PROBLEM: Which lines hold the string "JSON"? Copy each of them from the material below.

=== DATA SHOWN ===

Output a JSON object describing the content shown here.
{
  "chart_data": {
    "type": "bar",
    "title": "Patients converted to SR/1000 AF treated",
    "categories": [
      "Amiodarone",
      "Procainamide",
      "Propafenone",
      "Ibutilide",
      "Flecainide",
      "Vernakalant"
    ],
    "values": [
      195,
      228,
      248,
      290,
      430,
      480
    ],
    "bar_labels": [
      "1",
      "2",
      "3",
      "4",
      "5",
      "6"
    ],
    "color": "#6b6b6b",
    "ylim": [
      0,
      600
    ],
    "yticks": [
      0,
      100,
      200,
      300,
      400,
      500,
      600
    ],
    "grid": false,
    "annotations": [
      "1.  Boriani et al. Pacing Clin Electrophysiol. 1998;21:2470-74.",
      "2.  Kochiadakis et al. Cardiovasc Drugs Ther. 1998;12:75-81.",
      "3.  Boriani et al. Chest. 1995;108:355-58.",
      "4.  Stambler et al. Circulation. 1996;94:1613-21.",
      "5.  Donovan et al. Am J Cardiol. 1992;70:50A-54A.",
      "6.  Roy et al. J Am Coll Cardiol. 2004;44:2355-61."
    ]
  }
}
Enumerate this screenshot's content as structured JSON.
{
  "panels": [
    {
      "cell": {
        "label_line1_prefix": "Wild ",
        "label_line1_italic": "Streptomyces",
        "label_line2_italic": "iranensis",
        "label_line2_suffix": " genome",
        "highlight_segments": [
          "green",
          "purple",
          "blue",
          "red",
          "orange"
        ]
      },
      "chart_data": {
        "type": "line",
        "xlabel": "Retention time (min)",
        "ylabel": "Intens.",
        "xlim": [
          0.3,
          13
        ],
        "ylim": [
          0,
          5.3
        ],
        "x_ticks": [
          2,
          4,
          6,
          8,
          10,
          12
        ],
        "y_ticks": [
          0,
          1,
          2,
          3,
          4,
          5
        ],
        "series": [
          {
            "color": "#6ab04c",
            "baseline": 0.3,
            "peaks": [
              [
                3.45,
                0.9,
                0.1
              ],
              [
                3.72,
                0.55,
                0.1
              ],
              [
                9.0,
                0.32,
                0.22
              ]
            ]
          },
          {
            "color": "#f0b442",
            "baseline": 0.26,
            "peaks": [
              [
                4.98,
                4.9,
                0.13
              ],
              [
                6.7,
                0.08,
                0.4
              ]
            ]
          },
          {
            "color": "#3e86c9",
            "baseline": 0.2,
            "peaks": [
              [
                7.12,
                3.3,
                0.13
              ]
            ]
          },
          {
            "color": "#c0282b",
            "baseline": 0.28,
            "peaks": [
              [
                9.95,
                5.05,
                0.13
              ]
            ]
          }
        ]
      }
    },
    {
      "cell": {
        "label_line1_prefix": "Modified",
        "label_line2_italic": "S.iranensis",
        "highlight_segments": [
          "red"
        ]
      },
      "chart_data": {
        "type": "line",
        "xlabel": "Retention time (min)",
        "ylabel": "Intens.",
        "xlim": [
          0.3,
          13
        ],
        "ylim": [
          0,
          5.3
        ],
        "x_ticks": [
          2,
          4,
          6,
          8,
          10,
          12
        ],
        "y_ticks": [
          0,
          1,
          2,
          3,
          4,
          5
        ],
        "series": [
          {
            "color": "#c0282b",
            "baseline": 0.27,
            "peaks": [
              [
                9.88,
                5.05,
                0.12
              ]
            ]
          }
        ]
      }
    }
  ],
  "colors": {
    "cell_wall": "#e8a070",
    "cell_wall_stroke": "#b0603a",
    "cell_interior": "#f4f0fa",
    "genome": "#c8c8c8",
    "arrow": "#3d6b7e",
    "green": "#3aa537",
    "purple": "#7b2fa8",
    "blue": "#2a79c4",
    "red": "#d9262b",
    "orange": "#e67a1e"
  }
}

===

COMPLETED EXERCISE:
Output a JSON object describing the content shown here.
Enumerate this screenshot's content as structured JSON.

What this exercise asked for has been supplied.